DO THIS ▸
Of the lines in the listing below, how many hold "case"? Answer with the number only.

EXERCISE INPUT ▸
%%
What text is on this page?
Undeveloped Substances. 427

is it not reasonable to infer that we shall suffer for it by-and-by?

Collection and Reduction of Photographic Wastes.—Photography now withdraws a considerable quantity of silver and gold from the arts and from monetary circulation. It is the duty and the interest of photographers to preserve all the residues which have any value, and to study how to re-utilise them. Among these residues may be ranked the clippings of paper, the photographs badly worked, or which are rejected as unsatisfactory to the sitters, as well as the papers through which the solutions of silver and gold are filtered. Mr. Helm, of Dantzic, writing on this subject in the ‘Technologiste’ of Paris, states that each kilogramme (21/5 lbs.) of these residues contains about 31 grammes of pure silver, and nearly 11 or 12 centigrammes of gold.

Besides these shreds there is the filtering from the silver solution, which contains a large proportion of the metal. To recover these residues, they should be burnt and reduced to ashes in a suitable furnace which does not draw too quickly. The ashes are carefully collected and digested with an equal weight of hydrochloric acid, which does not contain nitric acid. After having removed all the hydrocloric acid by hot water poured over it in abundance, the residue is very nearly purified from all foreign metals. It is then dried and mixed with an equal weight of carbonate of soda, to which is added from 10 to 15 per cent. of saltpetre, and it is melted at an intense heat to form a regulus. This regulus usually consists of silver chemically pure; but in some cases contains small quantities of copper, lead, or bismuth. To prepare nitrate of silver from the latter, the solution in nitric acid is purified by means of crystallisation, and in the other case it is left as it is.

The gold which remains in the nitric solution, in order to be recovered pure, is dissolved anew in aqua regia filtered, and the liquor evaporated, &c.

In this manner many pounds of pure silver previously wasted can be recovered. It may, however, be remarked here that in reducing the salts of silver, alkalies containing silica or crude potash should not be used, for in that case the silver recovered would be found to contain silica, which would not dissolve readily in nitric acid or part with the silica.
%%
EXPECTED ANSWER ▸
2